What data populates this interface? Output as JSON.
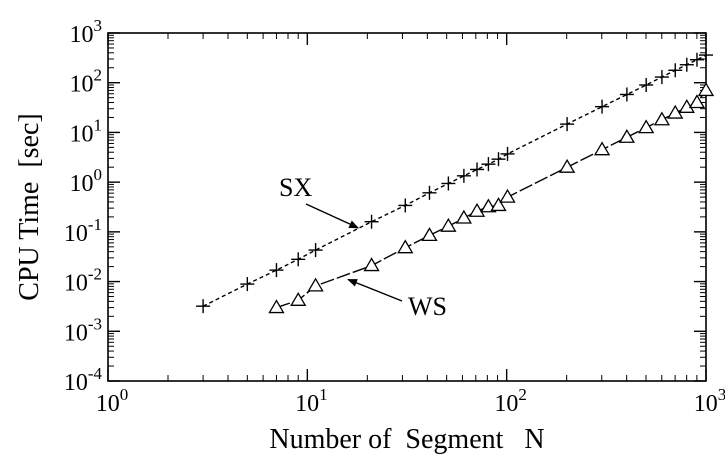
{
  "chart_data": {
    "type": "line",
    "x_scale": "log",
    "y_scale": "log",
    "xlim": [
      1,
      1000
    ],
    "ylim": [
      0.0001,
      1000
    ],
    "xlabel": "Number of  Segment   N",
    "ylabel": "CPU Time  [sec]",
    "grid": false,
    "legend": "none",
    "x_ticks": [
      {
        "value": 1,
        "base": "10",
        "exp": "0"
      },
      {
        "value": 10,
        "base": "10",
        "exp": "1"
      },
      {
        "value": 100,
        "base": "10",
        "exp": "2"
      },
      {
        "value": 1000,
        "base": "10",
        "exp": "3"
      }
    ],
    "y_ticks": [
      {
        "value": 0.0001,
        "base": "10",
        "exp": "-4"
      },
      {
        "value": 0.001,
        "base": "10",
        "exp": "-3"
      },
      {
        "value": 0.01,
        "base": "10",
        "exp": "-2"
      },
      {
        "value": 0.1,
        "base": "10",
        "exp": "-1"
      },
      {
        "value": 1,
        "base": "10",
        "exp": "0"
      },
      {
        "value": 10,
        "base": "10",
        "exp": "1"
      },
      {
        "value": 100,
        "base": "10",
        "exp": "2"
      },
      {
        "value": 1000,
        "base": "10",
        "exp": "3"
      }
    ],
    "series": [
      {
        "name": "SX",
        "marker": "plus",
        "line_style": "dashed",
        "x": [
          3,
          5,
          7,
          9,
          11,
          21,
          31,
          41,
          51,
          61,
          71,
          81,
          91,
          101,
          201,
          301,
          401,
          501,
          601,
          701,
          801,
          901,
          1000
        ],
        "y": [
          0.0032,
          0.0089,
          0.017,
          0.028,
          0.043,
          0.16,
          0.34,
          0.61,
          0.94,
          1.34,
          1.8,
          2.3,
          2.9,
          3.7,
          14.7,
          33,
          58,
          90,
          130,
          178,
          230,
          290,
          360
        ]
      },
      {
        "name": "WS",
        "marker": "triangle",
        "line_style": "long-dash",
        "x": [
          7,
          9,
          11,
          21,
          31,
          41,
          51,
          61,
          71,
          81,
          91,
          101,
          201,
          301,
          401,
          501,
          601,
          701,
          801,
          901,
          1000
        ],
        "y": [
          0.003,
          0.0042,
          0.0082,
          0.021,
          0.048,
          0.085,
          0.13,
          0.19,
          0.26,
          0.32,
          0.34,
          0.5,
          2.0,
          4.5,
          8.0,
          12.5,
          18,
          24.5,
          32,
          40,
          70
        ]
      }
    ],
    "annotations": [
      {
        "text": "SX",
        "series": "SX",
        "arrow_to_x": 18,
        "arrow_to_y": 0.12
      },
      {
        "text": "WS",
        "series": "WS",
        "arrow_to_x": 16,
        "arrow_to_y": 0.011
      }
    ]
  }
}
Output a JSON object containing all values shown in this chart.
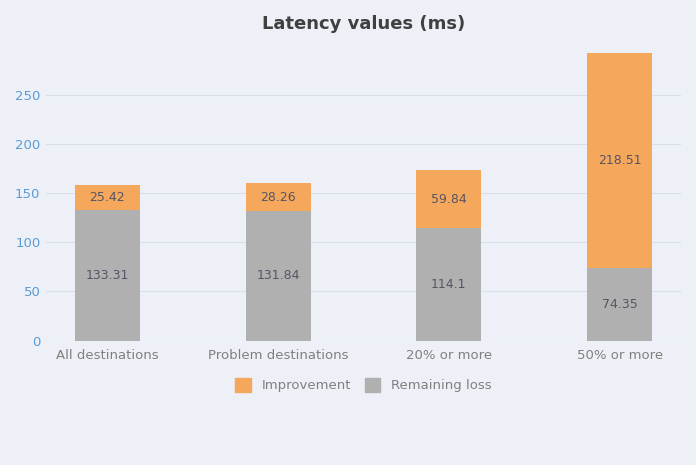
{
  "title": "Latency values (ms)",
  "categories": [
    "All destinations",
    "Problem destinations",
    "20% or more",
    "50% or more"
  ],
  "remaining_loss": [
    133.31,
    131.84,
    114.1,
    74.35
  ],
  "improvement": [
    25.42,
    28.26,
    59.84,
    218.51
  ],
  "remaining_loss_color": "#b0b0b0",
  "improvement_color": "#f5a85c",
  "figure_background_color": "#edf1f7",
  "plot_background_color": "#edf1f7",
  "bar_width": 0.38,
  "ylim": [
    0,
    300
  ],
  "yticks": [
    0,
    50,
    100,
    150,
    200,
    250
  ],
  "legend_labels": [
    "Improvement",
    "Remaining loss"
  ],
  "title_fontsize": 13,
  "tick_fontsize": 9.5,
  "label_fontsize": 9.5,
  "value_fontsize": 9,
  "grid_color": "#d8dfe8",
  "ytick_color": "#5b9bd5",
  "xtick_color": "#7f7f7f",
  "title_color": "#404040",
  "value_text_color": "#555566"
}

__PROBLEM DETAILS__. From the listing above, pick out each line where the word "Output" appears.

__TASK RESULT__.
What data populates this interface? Output as JSON.
Output a JSON object containing all values shown in this chart.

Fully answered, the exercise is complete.